## Short task
Return the complete listing that follows, with each line reproduced exactly.

## Records to process
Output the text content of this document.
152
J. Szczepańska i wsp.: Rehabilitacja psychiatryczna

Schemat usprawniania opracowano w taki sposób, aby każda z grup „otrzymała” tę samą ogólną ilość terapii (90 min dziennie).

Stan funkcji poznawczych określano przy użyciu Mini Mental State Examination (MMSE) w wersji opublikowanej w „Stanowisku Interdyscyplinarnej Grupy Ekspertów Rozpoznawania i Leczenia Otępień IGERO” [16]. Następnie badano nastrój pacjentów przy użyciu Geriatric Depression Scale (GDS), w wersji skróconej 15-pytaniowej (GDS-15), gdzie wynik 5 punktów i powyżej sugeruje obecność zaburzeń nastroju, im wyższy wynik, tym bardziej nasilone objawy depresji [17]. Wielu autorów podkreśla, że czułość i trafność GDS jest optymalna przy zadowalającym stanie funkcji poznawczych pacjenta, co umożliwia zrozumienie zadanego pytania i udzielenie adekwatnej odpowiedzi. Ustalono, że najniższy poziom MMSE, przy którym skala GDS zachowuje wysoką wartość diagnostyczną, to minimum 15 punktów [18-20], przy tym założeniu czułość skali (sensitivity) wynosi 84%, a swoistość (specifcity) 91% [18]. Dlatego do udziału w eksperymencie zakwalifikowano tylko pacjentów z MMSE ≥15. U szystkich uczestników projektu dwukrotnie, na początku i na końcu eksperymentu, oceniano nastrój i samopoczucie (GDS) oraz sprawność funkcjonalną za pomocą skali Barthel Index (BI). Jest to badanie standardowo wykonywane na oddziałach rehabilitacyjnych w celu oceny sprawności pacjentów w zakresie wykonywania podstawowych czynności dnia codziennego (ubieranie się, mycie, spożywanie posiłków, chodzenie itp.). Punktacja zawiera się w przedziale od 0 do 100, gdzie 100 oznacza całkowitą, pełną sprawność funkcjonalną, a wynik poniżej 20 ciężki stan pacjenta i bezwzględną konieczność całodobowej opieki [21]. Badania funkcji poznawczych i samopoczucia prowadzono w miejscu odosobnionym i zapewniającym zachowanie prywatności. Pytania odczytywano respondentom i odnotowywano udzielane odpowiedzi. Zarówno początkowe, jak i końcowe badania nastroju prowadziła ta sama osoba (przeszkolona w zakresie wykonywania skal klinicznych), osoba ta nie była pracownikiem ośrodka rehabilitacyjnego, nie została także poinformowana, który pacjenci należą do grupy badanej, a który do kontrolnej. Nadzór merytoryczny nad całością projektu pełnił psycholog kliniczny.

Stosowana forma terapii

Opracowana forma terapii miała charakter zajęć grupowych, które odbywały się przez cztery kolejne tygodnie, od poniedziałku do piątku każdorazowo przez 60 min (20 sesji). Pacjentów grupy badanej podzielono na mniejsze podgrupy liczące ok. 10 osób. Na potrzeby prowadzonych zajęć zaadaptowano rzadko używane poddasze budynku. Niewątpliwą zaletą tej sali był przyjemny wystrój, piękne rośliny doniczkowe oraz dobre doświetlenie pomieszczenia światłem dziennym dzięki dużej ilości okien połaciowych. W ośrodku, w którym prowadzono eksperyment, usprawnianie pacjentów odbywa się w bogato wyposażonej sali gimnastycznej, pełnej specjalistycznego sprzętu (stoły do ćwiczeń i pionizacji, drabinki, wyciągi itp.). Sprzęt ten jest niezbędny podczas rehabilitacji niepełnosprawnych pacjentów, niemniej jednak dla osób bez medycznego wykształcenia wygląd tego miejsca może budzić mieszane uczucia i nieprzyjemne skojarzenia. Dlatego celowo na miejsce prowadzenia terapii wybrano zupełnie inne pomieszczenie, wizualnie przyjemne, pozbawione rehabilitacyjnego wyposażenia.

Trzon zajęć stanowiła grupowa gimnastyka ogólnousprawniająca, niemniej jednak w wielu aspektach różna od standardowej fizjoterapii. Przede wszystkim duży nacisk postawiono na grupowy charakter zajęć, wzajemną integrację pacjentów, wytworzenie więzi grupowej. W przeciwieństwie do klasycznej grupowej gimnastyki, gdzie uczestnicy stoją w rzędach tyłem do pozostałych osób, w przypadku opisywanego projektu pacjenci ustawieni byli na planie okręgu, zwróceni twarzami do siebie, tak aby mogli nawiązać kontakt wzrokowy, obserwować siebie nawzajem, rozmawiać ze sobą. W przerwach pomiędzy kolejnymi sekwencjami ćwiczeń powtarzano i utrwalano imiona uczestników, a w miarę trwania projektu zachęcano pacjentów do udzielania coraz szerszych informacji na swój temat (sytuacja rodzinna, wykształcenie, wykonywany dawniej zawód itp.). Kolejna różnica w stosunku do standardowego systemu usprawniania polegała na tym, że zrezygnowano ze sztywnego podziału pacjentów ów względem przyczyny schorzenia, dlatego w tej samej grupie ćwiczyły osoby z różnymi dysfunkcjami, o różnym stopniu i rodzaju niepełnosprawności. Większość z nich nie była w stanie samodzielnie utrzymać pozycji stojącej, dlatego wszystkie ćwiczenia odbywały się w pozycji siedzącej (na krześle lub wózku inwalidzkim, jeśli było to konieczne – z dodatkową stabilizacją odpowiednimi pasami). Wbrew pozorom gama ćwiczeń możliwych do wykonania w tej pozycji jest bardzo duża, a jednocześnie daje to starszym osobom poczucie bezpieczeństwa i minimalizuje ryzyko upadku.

## Answer for this exercise
Output the text content of this document.
152
J. Szczepańska i wsp.: Rehabilitacja psychiatryczna

Schemat usprawniania opracowano w taki sposób, aby każda z grup „otrzymała” tę samą ogólną ilość terapii (90 min dziennie).

Stan funkcji poznawczych określano przy użyciu Mini Mental State Examination (MMSE) w wersji opublikowanej w „Stanowisku Interdyscyplinarnej Grupy Ekspertów Rozpoznawania i Leczenia Otępień IGERO” [16]. Następnie badano nastrój pacjentów przy użyciu Geriatric Depression Scale (GDS), w wersji skróconej 15-pytaniowej (GDS-15), gdzie wynik 5 punktów i powyżej sugeruje obecność zaburzeń nastroju, im wyższy wynik, tym bardziej nasilone objawy depresji [17]. Wielu autorów podkreśla, że czułość i trafność GDS jest optymalna przy zadowalającym stanie funkcji poznawczych pacjenta, co umożliwia zrozumienie zadanego pytania i udzielenie adekwatnej odpowiedzi. Ustalono, że najniższy poziom MMSE, przy którym skala GDS zachowuje wysoką wartość diagnostyczną, to minimum 15 punktów [18-20], przy tym założeniu czułość skali (sensitivity) wynosi 84%, a swoistość (specifcity) 91% [18]. Dlatego do udziału w eksperymencie zakwalifikowano tylko pacjentów z MMSE ≥15. U szystkich uczestników projektu dwukrotnie, na początku i na końcu eksperymentu, oceniano nastrój i samopoczucie (GDS) oraz sprawność funkcjonalną za pomocą skali Barthel Index (BI). Jest to badanie standardowo wykonywane na oddziałach rehabilitacyjnych w celu oceny sprawności pacjentów w zakresie wykonywania podstawowych czynności dnia codziennego (ubieranie się, mycie, spożywanie posiłków, chodzenie itp.). Punktacja zawiera się w przedziale od 0 do 100, gdzie 100 oznacza całkowitą, pełną sprawność funkcjonalną, a wynik poniżej 20 ciężki stan pacjenta i bezwzględną konieczność całodobowej opieki [21]. Badania funkcji poznawczych i samopoczucia prowadzono w miejscu odosobnionym i zapewniającym zachowanie prywatności. Pytania odczytywano respondentom i odnotowywano udzielane odpowiedzi. Zarówno początkowe, jak i końcowe badania nastroju prowadziła ta sama osoba (przeszkolona w zakresie wykonywania skal klinicznych), osoba ta nie była pracownikiem ośrodka rehabilitacyjnego, nie została także poinformowana, który pacjenci należą do grupy badanej, a który do kontrolnej. Nadzór merytoryczny nad całością projektu pełnił psycholog kliniczny.

Stosowana forma terapii

Opracowana forma terapii miała charakter zajęć grupowych, które odbywały się przez cztery kolejne tygodnie, od poniedziałku do piątku każdorazowo przez 60 min (20 sesji). Pacjentów grupy badanej podzielono na mniejsze podgrupy liczące ok. 10 osób. Na potrzeby prowadzonych zajęć zaadaptowano rzadko używane poddasze budynku. Niewątpliwą zaletą tej sali był przyjemny wystrój, piękne rośliny doniczkowe oraz dobre doświetlenie pomieszczenia światłem dziennym dzięki dużej ilości okien połaciowych. W ośrodku, w którym prowadzono eksperyment, usprawnianie pacjentów odbywa się w bogato wyposażonej sali gimnastycznej, pełnej specjalistycznego sprzętu (stoły do ćwiczeń i pionizacji, drabinki, wyciągi itp.). Sprzęt ten jest niezbędny podczas rehabilitacji niepełnosprawnych pacjentów, niemniej jednak dla osób bez medycznego wykształcenia wygląd tego miejsca może budzić mieszane uczucia i nieprzyjemne skojarzenia. Dlatego celowo na miejsce prowadzenia terapii wybrano zupełnie inne pomieszczenie, wizualnie przyjemne, pozbawione rehabilitacyjnego wyposażenia.

Trzon zajęć stanowiła grupowa gimnastyka ogólnousprawniająca, niemniej jednak w wielu aspektach różna od standardowej fizjoterapii. Przede wszystkim duży nacisk postawiono na grupowy charakter zajęć, wzajemną integrację pacjentów, wytworzenie więzi grupowej. W przeciwieństwie do klasycznej grupowej gimnastyki, gdzie uczestnicy stoją w rzędach tyłem do pozostałych osób, w przypadku opisywanego projektu pacjenci ustawieni byli na planie okręgu, zwróceni twarzami do siebie, tak aby mogli nawiązać kontakt wzrokowy, obserwować siebie nawzajem, rozmawiać ze sobą. W przerwach pomiędzy kolejnymi sekwencjami ćwiczeń powtarzano i utrwalano imiona uczestników, a w miarę trwania projektu zachęcano pacjentów do udzielania coraz szerszych informacji na swój temat (sytuacja rodzinna, wykształcenie, wykonywany dawniej zawód itp.). Kolejna różnica w stosunku do standardowego systemu usprawniania polegała na tym, że zrezygnowano ze sztywnego podziału pacjentów ów względem przyczyny schorzenia, dlatego w tej samej grupie ćwiczyły osoby z różnymi dysfunkcjami, o różnym stopniu i rodzaju niepełnosprawności. Większość z nich nie była w stanie samodzielnie utrzymać pozycji stojącej, dlatego wszystkie ćwiczenia odbywały się w pozycji siedzącej (na krześle lub wózku inwalidzkim, jeśli było to konieczne – z dodatkową stabilizacją odpowiednimi pasami). Wbrew pozorom gama ćwiczeń możliwych do wykonania w tej pozycji jest bardzo duża, a jednocześnie daje to starszym osobom poczucie bezpieczeństwa i minimalizuje ryzyko upadku.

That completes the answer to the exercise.